(EXTRACTED INFORMATION)
►

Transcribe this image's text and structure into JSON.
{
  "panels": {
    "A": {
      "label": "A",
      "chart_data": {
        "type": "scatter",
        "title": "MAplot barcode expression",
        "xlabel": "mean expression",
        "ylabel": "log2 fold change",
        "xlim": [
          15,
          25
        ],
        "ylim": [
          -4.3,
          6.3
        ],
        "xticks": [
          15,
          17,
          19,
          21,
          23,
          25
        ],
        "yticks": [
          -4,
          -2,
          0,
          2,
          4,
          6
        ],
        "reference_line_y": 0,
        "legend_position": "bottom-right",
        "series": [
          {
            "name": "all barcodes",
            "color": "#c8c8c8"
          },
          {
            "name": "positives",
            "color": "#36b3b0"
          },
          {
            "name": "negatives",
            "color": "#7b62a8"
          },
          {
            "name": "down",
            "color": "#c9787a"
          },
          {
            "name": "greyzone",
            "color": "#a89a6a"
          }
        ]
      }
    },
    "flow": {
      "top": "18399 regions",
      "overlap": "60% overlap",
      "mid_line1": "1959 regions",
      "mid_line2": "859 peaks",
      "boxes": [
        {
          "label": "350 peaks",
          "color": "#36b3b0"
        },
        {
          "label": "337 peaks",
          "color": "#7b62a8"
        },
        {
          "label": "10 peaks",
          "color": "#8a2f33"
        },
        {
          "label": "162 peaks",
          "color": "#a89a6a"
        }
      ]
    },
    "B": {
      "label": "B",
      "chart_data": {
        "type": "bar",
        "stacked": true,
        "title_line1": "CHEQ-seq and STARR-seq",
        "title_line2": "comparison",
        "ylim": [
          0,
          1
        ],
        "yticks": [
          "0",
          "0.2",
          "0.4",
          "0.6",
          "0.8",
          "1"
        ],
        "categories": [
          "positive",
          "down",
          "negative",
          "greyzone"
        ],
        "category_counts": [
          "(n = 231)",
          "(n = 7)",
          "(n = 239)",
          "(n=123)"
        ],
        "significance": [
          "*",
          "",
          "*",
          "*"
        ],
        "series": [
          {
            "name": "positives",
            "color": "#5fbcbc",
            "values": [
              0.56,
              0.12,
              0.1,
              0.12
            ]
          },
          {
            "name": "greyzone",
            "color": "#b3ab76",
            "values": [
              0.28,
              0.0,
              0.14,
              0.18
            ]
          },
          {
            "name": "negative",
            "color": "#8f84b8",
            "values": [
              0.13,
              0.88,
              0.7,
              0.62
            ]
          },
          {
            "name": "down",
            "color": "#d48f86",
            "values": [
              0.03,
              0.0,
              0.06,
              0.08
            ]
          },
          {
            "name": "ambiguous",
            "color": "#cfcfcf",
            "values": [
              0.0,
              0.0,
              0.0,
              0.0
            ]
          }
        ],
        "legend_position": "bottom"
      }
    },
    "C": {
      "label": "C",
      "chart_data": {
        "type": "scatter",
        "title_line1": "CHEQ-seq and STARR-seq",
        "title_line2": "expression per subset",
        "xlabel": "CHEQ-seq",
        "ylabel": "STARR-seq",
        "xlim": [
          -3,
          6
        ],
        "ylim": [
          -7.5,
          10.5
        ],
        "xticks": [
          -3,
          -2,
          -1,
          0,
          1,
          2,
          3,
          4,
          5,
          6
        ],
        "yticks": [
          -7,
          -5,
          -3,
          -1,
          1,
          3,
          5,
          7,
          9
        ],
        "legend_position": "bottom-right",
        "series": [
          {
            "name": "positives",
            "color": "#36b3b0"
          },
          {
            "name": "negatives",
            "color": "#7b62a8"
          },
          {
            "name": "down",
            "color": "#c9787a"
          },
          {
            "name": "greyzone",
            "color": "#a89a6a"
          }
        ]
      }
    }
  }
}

◄

(DIRECTIVE)
Write the data out again in full and exactly.

(COMPLETED EXERCISE)
Transcribe this image's text and structure into JSON.
{
  "panels": {
    "A": {
      "label": "A",
      "chart_data": {
        "type": "scatter",
        "title": "MAplot barcode expression",
        "xlabel": "mean expression",
        "ylabel": "log2 fold change",
        "xlim": [
          15,
          25
        ],
        "ylim": [
          -4.3,
          6.3
        ],
        "xticks": [
          15,
          17,
          19,
          21,
          23,
          25
        ],
        "yticks": [
          -4,
          -2,
          0,
          2,
          4,
          6
        ],
        "reference_line_y": 0,
        "legend_position": "bottom-right",
        "series": [
          {
            "name": "all barcodes",
            "color": "#c8c8c8"
          },
          {
            "name": "positives",
            "color": "#36b3b0"
          },
          {
            "name": "negatives",
            "color": "#7b62a8"
          },
          {
            "name": "down",
            "color": "#c9787a"
          },
          {
            "name": "greyzone",
            "color": "#a89a6a"
          }
        ]
      }
    },
    "flow": {
      "top": "18399 regions",
      "overlap": "60% overlap",
      "mid_line1": "1959 regions",
      "mid_line2": "859 peaks",
      "boxes": [
        {
          "label": "350 peaks",
          "color": "#36b3b0"
        },
        {
          "label": "337 peaks",
          "color": "#7b62a8"
        },
        {
          "label": "10 peaks",
          "color": "#8a2f33"
        },
        {
          "label": "162 peaks",
          "color": "#a89a6a"
        }
      ]
    },
    "B": {
      "label": "B",
      "chart_data": {
        "type": "bar",
        "stacked": true,
        "title_line1": "CHEQ-seq and STARR-seq",
        "title_line2": "comparison",
        "ylim": [
          0,
          1
        ],
        "yticks": [
          "0",
          "0.2",
          "0.4",
          "0.6",
          "0.8",
          "1"
        ],
        "categories": [
          "positive",
          "down",
          "negative",
          "greyzone"
        ],
        "category_counts": [
          "(n = 231)",
          "(n = 7)",
          "(n = 239)",
          "(n=123)"
        ],
        "significance": [
          "*",
          "",
          "*",
          "*"
        ],
        "series": [
          {
            "name": "positives",
            "color": "#5fbcbc",
            "values": [
              0.56,
              0.12,
              0.1,
              0.12
            ]
          },
          {
            "name": "greyzone",
            "color": "#b3ab76",
            "values": [
              0.28,
              0.0,
              0.14,
              0.18
            ]
          },
          {
            "name": "negative",
            "color": "#8f84b8",
            "values": [
              0.13,
              0.88,
              0.7,
              0.62
            ]
          },
          {
            "name": "down",
            "color": "#d48f86",
            "values": [
              0.03,
              0.0,
              0.06,
              0.08
            ]
          },
          {
            "name": "ambiguous",
            "color": "#cfcfcf",
            "values": [
              0.0,
              0.0,
              0.0,
              0.0
            ]
          }
        ],
        "legend_position": "bottom"
      }
    },
    "C": {
      "label": "C",
      "chart_data": {
        "type": "scatter",
        "title_line1": "CHEQ-seq and STARR-seq",
        "title_line2": "expression per subset",
        "xlabel": "CHEQ-seq",
        "ylabel": "STARR-seq",
        "xlim": [
          -3,
          6
        ],
        "ylim": [
          -7.5,
          10.5
        ],
        "xticks": [
          -3,
          -2,
          -1,
          0,
          1,
          2,
          3,
          4,
          5,
          6
        ],
        "yticks": [
          -7,
          -5,
          -3,
          -1,
          1,
          3,
          5,
          7,
          9
        ],
        "legend_position": "bottom-right",
        "series": [
          {
            "name": "positives",
            "color": "#36b3b0"
          },
          {
            "name": "negatives",
            "color": "#7b62a8"
          },
          {
            "name": "down",
            "color": "#c9787a"
          },
          {
            "name": "greyzone",
            "color": "#a89a6a"
          }
        ]
      }
    }
  }
}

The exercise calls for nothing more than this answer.